Showing posts with label seclusion. Show all posts
Showing posts with label seclusion. Show all posts

Monday, April 2, 2012

The Projectionist is Down for Repairs


The projector has been drinking
My name tag is asleep
And the combo's just a dollar more
And the coffee starts to weep
And the carpet got a nose job
While the marquee looks like an eye chart
And the bathroom's out of hustlers
And the poster case broke your heart

And the projector has been drinking
The projector has been drinking...

And the audience is out of focus
And the Dolby track is Finnish
And the tech support's in Caracas
And he billed you for the visit

And the projector has been drinking
The projector has been drinking...

And the manager's a hippie
Feel-good petty tyrant
And the studio is a bean counter
With the I.Q. of a hydrant

'Cause the projector has been drinking
The projector has been drinking...

And you can't find your concessionist with a Geiger counter
And she hates you and your friends but you can't get scheduled without her
And the Movietunes need a gargle
And the Pepsi tastes of brack
And the popcorn's made of charcoal
And the Sour Punch Straws broke your back

'Cause the projector has been drinking
The projector has been drinking
The projector has been drinking
The projector has been drinking
The projector has been drinking, not me...

Thursday, August 18, 2011

Sarah Holcomb: A Letter for a Lost Friend

Hello, Ms. Holcomb. My name is Marc Edward Heuck. How are you? I know that is a banal question that gets thrown around for empty conversations several times day, but I am honestly interested. You don't have to give a boilerplate answer like "fine" or "okay" if you don't want to; I certainly don't like those vague terms. I always lean towards words like "reasonable" or "content" myself - it's still pleasant enough to let the moment fizzle and go back to the day's business, but it does makes the other person pay attention and notice that I'm not just saying what they expect to hear. And right now, I would like to hear whatever is on your mind, in however manner you would like to express it. 

"Once I was part of the scenery
Now I am part of the problem
Everyone looks at me funny these days
But I'm not laughing
 Nobody knows what to say to me
Nobody bothers to ask
Once I was part of the problem
Now I am part of the past"
--Mike Viola

I know who you are. Like many who perhaps try to strike up conversation with you, I grew up in your shadow. You're roughly a generation older than I am, you were already making commercials and ready for college while I was still in middle school, so I was not supposed to be seeing you or the movies that you were so funny in. In fact, I recall my mother literally gave me a Come To Jesus speech when she found out my father let me watch them during my weekends in his custody. But the dirty deed was done, and besides having two movies that I would go on revisiting to the present day, I really liked Clorette DiPasto and Maggie O’Hooligan, I wanted to be friends with them. I didn't want to date them - Clorette was too young and sweet and to try heavy petting with her would make me feel as guilty as Pinto felt, and Maggie was so ruff and tuff and pissed off all the time that I probably would have annoyed her as a boyfriend - but they were good-hearted gals and it would have been fun to spend more time with them beyond what the VHS tapes offered. And so, as my lifelong obsession with film got honed and refined, and I started paying attention to character actors, I figured out that I wanted to be friends with you, Sarah Holcomb.

### EXTRACTED MATERIAL
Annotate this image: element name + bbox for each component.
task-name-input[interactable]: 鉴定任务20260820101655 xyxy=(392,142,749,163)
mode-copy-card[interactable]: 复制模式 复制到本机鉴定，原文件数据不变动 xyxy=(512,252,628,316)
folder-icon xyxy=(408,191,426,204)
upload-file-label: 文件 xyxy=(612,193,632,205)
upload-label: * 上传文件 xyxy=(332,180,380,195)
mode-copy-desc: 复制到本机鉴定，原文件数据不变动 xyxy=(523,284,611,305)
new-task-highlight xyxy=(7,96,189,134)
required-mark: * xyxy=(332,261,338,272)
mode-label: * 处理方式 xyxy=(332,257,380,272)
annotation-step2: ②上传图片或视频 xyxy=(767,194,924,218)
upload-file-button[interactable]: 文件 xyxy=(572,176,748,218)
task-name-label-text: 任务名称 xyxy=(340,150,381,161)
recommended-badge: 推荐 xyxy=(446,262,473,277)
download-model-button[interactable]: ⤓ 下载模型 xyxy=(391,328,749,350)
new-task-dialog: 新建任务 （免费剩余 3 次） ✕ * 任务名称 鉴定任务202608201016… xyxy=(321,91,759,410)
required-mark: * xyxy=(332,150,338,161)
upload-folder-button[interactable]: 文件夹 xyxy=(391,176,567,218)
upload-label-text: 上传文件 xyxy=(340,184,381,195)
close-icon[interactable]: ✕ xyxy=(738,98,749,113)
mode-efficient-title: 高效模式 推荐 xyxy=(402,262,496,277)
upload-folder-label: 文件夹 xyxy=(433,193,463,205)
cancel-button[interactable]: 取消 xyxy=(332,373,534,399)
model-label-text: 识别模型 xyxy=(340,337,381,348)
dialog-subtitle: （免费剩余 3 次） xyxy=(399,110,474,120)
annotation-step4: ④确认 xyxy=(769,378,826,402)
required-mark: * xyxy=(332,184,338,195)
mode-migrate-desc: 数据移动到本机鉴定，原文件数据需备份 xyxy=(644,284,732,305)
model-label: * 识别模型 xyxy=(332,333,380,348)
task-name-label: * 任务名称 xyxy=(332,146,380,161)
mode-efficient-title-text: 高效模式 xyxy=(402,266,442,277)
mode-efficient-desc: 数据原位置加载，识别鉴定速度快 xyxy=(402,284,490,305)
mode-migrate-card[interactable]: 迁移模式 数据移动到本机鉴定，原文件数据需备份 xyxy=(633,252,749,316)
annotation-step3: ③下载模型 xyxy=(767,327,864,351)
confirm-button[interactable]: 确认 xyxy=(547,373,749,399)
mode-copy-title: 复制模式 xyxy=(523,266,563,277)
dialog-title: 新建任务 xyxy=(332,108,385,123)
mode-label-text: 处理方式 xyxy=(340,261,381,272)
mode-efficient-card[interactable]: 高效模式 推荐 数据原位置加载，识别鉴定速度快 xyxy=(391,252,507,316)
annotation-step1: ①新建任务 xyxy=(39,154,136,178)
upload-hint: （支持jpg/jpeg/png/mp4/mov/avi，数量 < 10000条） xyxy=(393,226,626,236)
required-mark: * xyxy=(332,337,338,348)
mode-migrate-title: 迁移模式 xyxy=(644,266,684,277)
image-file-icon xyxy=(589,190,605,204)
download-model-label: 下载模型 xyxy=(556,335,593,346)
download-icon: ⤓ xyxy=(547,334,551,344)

### TO-DO LIST
**a.** State whether each of these statements agrees with the blog posts about the drinking projector and Sarah Holcomb, and give yes or no along with the deciding words quoted from the posts. (i) The song says the Dolby track is in Spanish. (ii) The letter writer's mother gave a Come To Jesus speech on learning that the father had let the writer watch the movies. (iii) The letter writer wanted to date Maggie O'Hooligan.
**b.** Write the next part of the letter to Sarah Holcomb, starting after its last sentence.

### RESPONSES IN ORDER
**a.**
(i) No: "And the Dolby track is Finnish"
(ii) Yes: "my mother literally gave me a Come To Jesus speech when she found out my father let me watch them during my weekends in his custody"
(iii) No: "I didn't want to date them"

**b.**
That's an odd statement to write, and I'm sure it's a hard statement for you to read, because I've spent a lot of time piecing together your life's story, and the recurring line I'm finding is that you didn't have a lot of good friends...or at least, the right kinds of friends. There were probably the enabler friends, the ones who knew that you had health necessities but instead of helping you manage them, they took advantage of them because they found it entertaining. And the fair-weather friends from the movie sets, who liked you hanging around unless you got to be all heavy and uncool, and then forgot about you when they moved on to other movies and other friends while you took the steps necessary to heal yourself. Certainly there were good, kind people who wanted to help you, but couldn't understand what you needed, or lacked the patience to be there when you couldn't go it alone. 

And among the myths that have arisen since you took your exit from show business, what is certainly the most heartbreaking one, provided that it is true - and I speak for many when I suspect and pray it is not - is that over the years, you have been passing your time in near-seclusion, never seen in pleasant company or sharing animated conversation with others. Of course, if that is true, maybe that is what you want, and from that track record of people letting you down in the past, I would not find any fault with that choice. Similarly, hearing a complete stranger in the cyberverse say they want to keep company with you may well sound sour as well, since I don't really know you, we're not in the same city, and "cyberhugs" are empty treacle when one feels really isolated. 

"That's the memory I filed on the fringe
Along with the memory of the pain you lived in
I don't have the password
But the path is chainlinked
So if you've got the time
Set up the tone to sync
Tap in the code
I'll reach you below
Hello, hello
Are you out there?"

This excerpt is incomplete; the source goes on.